> _The task_
Render every entry exactly as it appears.

> _Entries provided_

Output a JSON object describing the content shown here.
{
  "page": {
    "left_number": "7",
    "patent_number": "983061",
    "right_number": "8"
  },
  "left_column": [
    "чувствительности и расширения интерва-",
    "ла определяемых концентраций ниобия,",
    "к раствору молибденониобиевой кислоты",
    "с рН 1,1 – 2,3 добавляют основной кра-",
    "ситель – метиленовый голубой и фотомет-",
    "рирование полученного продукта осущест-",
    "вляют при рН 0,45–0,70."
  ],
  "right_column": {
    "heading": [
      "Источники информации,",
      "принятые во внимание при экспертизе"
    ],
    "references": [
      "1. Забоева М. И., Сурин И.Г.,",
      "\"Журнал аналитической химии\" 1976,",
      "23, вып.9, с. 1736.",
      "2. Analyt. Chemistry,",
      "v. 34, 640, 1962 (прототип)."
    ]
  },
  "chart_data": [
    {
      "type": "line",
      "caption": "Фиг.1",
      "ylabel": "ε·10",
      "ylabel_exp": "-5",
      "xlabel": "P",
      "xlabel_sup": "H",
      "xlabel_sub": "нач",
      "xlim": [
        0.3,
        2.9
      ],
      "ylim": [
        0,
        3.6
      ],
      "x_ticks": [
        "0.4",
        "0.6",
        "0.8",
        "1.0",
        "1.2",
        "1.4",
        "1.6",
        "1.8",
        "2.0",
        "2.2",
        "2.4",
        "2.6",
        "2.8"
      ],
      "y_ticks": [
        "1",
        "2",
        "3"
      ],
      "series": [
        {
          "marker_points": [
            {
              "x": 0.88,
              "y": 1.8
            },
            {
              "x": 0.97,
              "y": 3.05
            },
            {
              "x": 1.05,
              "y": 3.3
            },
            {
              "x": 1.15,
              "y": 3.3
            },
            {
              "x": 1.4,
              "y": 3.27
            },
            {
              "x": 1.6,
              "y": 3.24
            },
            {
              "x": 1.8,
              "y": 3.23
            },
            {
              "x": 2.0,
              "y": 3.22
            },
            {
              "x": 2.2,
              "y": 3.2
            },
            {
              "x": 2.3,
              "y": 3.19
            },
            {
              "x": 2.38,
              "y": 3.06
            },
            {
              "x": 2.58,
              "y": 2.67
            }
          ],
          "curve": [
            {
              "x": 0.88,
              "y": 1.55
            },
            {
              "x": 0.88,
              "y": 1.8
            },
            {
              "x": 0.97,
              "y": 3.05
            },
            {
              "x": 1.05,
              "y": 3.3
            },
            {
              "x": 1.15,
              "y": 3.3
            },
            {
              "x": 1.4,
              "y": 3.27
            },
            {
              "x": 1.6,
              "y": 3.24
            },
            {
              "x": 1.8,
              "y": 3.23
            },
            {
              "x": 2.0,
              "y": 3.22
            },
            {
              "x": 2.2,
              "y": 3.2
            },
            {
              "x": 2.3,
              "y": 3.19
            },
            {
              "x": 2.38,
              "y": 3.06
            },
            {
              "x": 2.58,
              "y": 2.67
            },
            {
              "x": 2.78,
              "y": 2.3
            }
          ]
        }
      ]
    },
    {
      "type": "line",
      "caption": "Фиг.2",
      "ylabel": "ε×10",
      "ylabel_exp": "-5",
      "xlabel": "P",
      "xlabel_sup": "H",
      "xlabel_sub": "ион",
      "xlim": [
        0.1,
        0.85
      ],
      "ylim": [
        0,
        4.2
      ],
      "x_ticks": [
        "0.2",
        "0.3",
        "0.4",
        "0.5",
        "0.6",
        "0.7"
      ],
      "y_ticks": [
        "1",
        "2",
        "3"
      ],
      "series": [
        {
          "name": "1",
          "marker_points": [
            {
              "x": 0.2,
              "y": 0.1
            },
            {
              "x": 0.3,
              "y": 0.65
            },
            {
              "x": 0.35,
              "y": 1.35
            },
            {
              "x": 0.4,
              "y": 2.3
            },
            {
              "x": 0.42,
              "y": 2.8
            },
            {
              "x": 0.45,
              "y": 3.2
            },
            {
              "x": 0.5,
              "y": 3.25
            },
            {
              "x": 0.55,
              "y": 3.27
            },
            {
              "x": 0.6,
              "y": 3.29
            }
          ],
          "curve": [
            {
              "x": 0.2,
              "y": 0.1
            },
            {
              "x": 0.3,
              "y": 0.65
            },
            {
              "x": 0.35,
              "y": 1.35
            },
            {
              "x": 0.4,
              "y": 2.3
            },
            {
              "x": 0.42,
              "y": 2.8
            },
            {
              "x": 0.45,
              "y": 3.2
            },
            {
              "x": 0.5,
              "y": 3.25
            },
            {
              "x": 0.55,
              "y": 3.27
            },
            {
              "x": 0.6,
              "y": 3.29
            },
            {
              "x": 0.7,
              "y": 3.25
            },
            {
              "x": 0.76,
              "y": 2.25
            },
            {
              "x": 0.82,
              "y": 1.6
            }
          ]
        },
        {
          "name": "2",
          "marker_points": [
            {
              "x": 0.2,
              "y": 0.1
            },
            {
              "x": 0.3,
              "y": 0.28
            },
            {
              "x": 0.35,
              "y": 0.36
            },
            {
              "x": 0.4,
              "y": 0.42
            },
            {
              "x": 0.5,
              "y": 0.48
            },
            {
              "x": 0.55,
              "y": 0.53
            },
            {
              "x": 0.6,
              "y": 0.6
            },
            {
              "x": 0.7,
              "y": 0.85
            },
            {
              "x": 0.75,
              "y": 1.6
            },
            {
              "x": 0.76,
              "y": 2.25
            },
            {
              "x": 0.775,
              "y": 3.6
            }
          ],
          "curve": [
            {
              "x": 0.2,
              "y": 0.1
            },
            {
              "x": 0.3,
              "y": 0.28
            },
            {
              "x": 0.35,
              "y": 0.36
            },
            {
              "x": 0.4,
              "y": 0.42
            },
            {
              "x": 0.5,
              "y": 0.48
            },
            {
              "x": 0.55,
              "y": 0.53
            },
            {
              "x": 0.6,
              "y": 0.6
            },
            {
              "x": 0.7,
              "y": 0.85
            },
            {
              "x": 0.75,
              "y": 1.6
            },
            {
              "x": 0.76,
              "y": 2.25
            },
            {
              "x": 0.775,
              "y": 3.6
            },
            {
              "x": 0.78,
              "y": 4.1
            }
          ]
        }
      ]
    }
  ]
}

> _Result below_
Output a JSON object describing the content shown here.
{
  "page": {
    "left_number": "7",
    "patent_number": "983061",
    "right_number": "8"
  },
  "left_column": [
    "чувствительности и расширения интерва-",
    "ла определяемых концентраций ниобия,",
    "к раствору молибденониобиевой кислоты",
    "с рН 1,1 – 2,3 добавляют основной кра-",
    "ситель – метиленовый голубой и фотомет-",
    "рирование полученного продукта осущест-",
    "вляют при рН 0,45–0,70."
  ],
  "right_column": {
    "heading": [
      "Источники информации,",
      "принятые во внимание при экспертизе"
    ],
    "references": [
      "1. Забоева М. И., Сурин И.Г.,",
      "\"Журнал аналитической химии\" 1976,",
      "23, вып.9, с. 1736.",
      "2. Analyt. Chemistry,",
      "v. 34, 640, 1962 (прототип)."
    ]
  },
  "chart_data": [
    {
      "type": "line",
      "caption": "Фиг.1",
      "ylabel": "ε·10",
      "ylabel_exp": "-5",
      "xlabel": "P",
      "xlabel_sup": "H",
      "xlabel_sub": "нач",
      "xlim": [
        0.3,
        2.9
      ],
      "ylim": [
        0,
        3.6
      ],
      "x_ticks": [
        "0.4",
        "0.6",
        "0.8",
        "1.0",
        "1.2",
        "1.4",
        "1.6",
        "1.8",
        "2.0",
        "2.2",
        "2.4",
        "2.6",
        "2.8"
      ],
      "y_ticks": [
        "1",
        "2",
        "3"
      ],
      "series": [
        {
          "marker_points": [
            {
              "x": 0.88,
              "y": 1.8
            },
            {
              "x": 0.97,
              "y": 3.05
            },
            {
              "x": 1.05,
              "y": 3.3
            },
            {
              "x": 1.15,
              "y": 3.3
            },
            {
              "x": 1.4,
              "y": 3.27
            },
            {
              "x": 1.6,
              "y": 3.24
            },
            {
              "x": 1.8,
              "y": 3.23
            },
            {
              "x": 2.0,
              "y": 3.22
            },
            {
              "x": 2.2,
              "y": 3.2
            },
            {
              "x": 2.3,
              "y": 3.19
            },
            {
              "x": 2.38,
              "y": 3.06
            },
            {
              "x": 2.58,
              "y": 2.67
            }
          ],
          "curve": [
            {
              "x": 0.88,
              "y": 1.55
            },
            {
              "x": 0.88,
              "y": 1.8
            },
            {
              "x": 0.97,
              "y": 3.05
            },
            {
              "x": 1.05,
              "y": 3.3
            },
            {
              "x": 1.15,
              "y": 3.3
            },
            {
              "x": 1.4,
              "y": 3.27
            },
            {
              "x": 1.6,
              "y": 3.24
            },
            {
              "x": 1.8,
              "y": 3.23
            },
            {
              "x": 2.0,
              "y": 3.22
            },
            {
              "x": 2.2,
              "y": 3.2
            },
            {
              "x": 2.3,
              "y": 3.19
            },
            {
              "x": 2.38,
              "y": 3.06
            },
            {
              "x": 2.58,
              "y": 2.67
            },
            {
              "x": 2.78,
              "y": 2.3
            }
          ]
        }
      ]
    },
    {
      "type": "line",
      "caption": "Фиг.2",
      "ylabel": "ε×10",
      "ylabel_exp": "-5",
      "xlabel": "P",
      "xlabel_sup": "H",
      "xlabel_sub": "ион",
      "xlim": [
        0.1,
        0.85
      ],
      "ylim": [
        0,
        4.2
      ],
      "x_ticks": [
        "0.2",
        "0.3",
        "0.4",
        "0.5",
        "0.6",
        "0.7"
      ],
      "y_ticks": [
        "1",
        "2",
        "3"
      ],
      "series": [
        {
          "name": "1",
          "marker_points": [
            {
              "x": 0.2,
              "y": 0.1
            },
            {
              "x": 0.3,
              "y": 0.65
            },
            {
              "x": 0.35,
              "y": 1.35
            },
            {
              "x": 0.4,
              "y": 2.3
            },
            {
              "x": 0.42,
              "y": 2.8
            },
            {
              "x": 0.45,
              "y": 3.2
            },
            {
              "x": 0.5,
              "y": 3.25
            },
            {
              "x": 0.55,
              "y": 3.27
            },
            {
              "x": 0.6,
              "y": 3.29
            }
          ],
          "curve": [
            {
              "x": 0.2,
              "y": 0.1
            },
            {
              "x": 0.3,
              "y": 0.65
            },
            {
              "x": 0.35,
              "y": 1.35
            },
            {
              "x": 0.4,
              "y": 2.3
            },
            {
              "x": 0.42,
              "y": 2.8
            },
            {
              "x": 0.45,
              "y": 3.2
            },
            {
              "x": 0.5,
              "y": 3.25
            },
            {
              "x": 0.55,
              "y": 3.27
            },
            {
              "x": 0.6,
              "y": 3.29
            },
            {
              "x": 0.7,
              "y": 3.25
            },
            {
              "x": 0.76,
              "y": 2.25
            },
            {
              "x": 0.82,
              "y": 1.6
            }
          ]
        },
        {
          "name": "2",
          "marker_points": [
            {
              "x": 0.2,
              "y": 0.1
            },
            {
              "x": 0.3,
              "y": 0.28
            },
            {
              "x": 0.35,
              "y": 0.36
            },
            {
              "x": 0.4,
              "y": 0.42
            },
            {
              "x": 0.5,
              "y": 0.48
            },
            {
              "x": 0.55,
              "y": 0.53
            },
            {
              "x": 0.6,
              "y": 0.6
            },
            {
              "x": 0.7,
              "y": 0.85
            },
            {
              "x": 0.75,
              "y": 1.6
            },
            {
              "x": 0.76,
              "y": 2.25
            },
            {
              "x": 0.775,
              "y": 3.6
            }
          ],
          "curve": [
            {
              "x": 0.2,
              "y": 0.1
            },
            {
              "x": 0.3,
              "y": 0.28
            },
            {
              "x": 0.35,
              "y": 0.36
            },
            {
              "x": 0.4,
              "y": 0.42
            },
            {
              "x": 0.5,
              "y": 0.48
            },
            {
              "x": 0.55,
              "y": 0.53
            },
            {
              "x": 0.6,
              "y": 0.6
            },
            {
              "x": 0.7,
              "y": 0.85
            },
            {
              "x": 0.75,
              "y": 1.6
            },
            {
              "x": 0.76,
              "y": 2.25
            },
            {
              "x": 0.775,
              "y": 3.6
            },
            {
              "x": 0.78,
              "y": 4.1
            }
          ]
        }
      ]
    }
  ]
}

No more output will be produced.